All of the material below is to be retyped exactly.

──────── INFORMATION SUPPLIED

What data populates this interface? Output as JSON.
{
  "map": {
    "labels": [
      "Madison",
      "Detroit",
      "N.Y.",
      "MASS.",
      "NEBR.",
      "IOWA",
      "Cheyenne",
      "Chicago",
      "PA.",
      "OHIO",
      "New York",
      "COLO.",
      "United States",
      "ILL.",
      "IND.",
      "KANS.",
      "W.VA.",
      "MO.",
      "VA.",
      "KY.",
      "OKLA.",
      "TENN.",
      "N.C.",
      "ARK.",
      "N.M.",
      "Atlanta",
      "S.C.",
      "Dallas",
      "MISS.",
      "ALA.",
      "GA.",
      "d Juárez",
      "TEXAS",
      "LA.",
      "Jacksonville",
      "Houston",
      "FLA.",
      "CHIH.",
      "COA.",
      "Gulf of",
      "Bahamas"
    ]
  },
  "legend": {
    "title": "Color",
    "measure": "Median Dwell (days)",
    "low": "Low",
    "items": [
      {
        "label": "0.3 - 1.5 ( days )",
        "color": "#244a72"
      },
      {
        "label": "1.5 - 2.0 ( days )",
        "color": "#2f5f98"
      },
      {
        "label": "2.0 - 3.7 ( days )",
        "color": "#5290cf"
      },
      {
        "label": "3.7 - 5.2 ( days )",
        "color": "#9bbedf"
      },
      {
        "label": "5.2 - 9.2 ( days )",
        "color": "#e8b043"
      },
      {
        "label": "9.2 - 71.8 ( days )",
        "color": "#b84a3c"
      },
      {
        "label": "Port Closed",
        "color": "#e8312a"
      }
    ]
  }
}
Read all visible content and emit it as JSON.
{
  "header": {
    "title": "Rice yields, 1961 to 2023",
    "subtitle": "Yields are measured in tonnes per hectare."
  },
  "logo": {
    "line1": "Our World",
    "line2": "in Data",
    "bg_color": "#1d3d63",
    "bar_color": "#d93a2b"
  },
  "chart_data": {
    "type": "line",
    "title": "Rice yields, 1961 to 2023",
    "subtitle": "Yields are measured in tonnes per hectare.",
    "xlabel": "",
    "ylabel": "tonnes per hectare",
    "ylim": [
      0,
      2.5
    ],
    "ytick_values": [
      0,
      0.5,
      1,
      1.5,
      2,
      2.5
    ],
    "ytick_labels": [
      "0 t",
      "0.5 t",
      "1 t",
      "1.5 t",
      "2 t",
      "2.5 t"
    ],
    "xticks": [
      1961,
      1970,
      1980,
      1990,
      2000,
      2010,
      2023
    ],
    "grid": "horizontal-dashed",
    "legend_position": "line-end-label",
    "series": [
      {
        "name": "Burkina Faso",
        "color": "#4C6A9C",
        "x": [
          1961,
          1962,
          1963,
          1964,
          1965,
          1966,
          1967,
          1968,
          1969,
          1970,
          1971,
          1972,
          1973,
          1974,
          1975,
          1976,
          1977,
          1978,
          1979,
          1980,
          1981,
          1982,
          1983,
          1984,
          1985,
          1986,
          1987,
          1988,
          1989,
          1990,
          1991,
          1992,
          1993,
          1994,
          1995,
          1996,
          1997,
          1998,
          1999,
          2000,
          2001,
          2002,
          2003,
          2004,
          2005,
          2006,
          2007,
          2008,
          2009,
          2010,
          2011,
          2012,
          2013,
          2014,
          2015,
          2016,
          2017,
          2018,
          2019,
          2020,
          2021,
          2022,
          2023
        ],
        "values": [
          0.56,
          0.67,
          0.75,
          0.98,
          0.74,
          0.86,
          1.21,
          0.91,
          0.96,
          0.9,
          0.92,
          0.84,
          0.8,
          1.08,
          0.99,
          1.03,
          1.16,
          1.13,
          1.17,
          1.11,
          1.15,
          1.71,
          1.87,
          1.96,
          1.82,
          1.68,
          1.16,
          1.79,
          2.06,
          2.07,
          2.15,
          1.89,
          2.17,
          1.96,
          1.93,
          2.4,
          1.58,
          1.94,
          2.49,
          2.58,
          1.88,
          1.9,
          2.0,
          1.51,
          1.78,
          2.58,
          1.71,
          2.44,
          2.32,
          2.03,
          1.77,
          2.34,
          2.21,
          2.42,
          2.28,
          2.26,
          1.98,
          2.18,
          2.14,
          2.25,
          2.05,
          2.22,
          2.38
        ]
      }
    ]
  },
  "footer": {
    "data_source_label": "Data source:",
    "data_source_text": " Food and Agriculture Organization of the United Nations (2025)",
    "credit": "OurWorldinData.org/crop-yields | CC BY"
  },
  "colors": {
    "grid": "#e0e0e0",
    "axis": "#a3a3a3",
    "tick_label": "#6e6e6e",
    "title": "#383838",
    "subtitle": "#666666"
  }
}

────────────────

- SOLVED PROBLEM
What data populates this interface? Output as JSON.
{
  "map": {
    "labels": [
      "Madison",
      "Detroit",
      "N.Y.",
      "MASS.",
      "NEBR.",
      "IOWA",
      "Cheyenne",
      "Chicago",
      "PA.",
      "OHIO",
      "New York",
      "COLO.",
      "United States",
      "ILL.",
      "IND.",
      "KANS.",
      "W.VA.",
      "MO.",
      "VA.",
      "KY.",
      "OKLA.",
      "TENN.",
      "N.C.",
      "ARK.",
      "N.M.",
      "Atlanta",
      "S.C.",
      "Dallas",
      "MISS.",
      "ALA.",
      "GA.",
      "d Juárez",
      "TEXAS",
      "LA.",
      "Jacksonville",
      "Houston",
      "FLA.",
      "CHIH.",
      "COA.",
      "Gulf of",
      "Bahamas"
    ]
  },
  "legend": {
    "title": "Color",
    "measure": "Median Dwell (days)",
    "low": "Low",
    "items": [
      {
        "label": "0.3 - 1.5 ( days )",
        "color": "#244a72"
      },
      {
        "label": "1.5 - 2.0 ( days )",
        "color": "#2f5f98"
      },
      {
        "label": "2.0 - 3.7 ( days )",
        "color": "#5290cf"
      },
      {
        "label": "3.7 - 5.2 ( days )",
        "color": "#9bbedf"
      },
      {
        "label": "5.2 - 9.2 ( days )",
        "color": "#e8b043"
      },
      {
        "label": "9.2 - 71.8 ( days )",
        "color": "#b84a3c"
      },
      {
        "label": "Port Closed",
        "color": "#e8312a"
      }
    ]
  }
}
Read all visible content and emit it as JSON.
{
  "header": {
    "title": "Rice yields, 1961 to 2023",
    "subtitle": "Yields are measured in tonnes per hectare."
  },
  "logo": {
    "line1": "Our World",
    "line2": "in Data",
    "bg_color": "#1d3d63",
    "bar_color": "#d93a2b"
  },
  "chart_data": {
    "type": "line",
    "title": "Rice yields, 1961 to 2023",
    "subtitle": "Yields are measured in tonnes per hectare.",
    "xlabel": "",
    "ylabel": "tonnes per hectare",
    "ylim": [
      0,
      2.5
    ],
    "ytick_values": [
      0,
      0.5,
      1,
      1.5,
      2,
      2.5
    ],
    "ytick_labels": [
      "0 t",
      "0.5 t",
      "1 t",
      "1.5 t",
      "2 t",
      "2.5 t"
    ],
    "xticks": [
      1961,
      1970,
      1980,
      1990,
      2000,
      2010,
      2023
    ],
    "grid": "horizontal-dashed",
    "legend_position": "line-end-label",
    "series": [
      {
        "name": "Burkina Faso",
        "color": "#4C6A9C",
        "x": [
          1961,
          1962,
          1963,
          1964,
          1965,
          1966,
          1967,
          1968,
          1969,
          1970,
          1971,
          1972,
          1973,
          1974,
          1975,
          1976,
          1977,
          1978,
          1979,
          1980,
          1981,
          1982,
          1983,
          1984,
          1985,
          1986,
          1987,
          1988,
          1989,
          1990,
          1991,
          1992,
          1993,
          1994,
          1995,
          1996,
          1997,
          1998,
          1999,
          2000,
          2001,
          2002,
          2003,
          2004,
          2005,
          2006,
          2007,
          2008,
          2009,
          2010,
          2011,
          2012,
          2013,
          2014,
          2015,
          2016,
          2017,
          2018,
          2019,
          2020,
          2021,
          2022,
          2023
        ],
        "values": [
          0.56,
          0.67,
          0.75,
          0.98,
          0.74,
          0.86,
          1.21,
          0.91,
          0.96,
          0.9,
          0.92,
          0.84,
          0.8,
          1.08,
          0.99,
          1.03,
          1.16,
          1.13,
          1.17,
          1.11,
          1.15,
          1.71,
          1.87,
          1.96,
          1.82,
          1.68,
          1.16,
          1.79,
          2.06,
          2.07,
          2.15,
          1.89,
          2.17,
          1.96,
          1.93,
          2.4,
          1.58,
          1.94,
          2.49,
          2.58,
          1.88,
          1.9,
          2.0,
          1.51,
          1.78,
          2.58,
          1.71,
          2.44,
          2.32,
          2.03,
          1.77,
          2.34,
          2.21,
          2.42,
          2.28,
          2.26,
          1.98,
          2.18,
          2.14,
          2.25,
          2.05,
          2.22,
          2.38
        ]
      }
    ]
  },
  "footer": {
    "data_source_label": "Data source:",
    "data_source_text": " Food and Agriculture Organization of the United Nations (2025)",
    "credit": "OurWorldinData.org/crop-yields | CC BY"
  },
  "colors": {
    "grid": "#e0e0e0",
    "axis": "#a3a3a3",
    "tick_label": "#6e6e6e",
    "title": "#383838",
    "subtitle": "#666666"
  }
}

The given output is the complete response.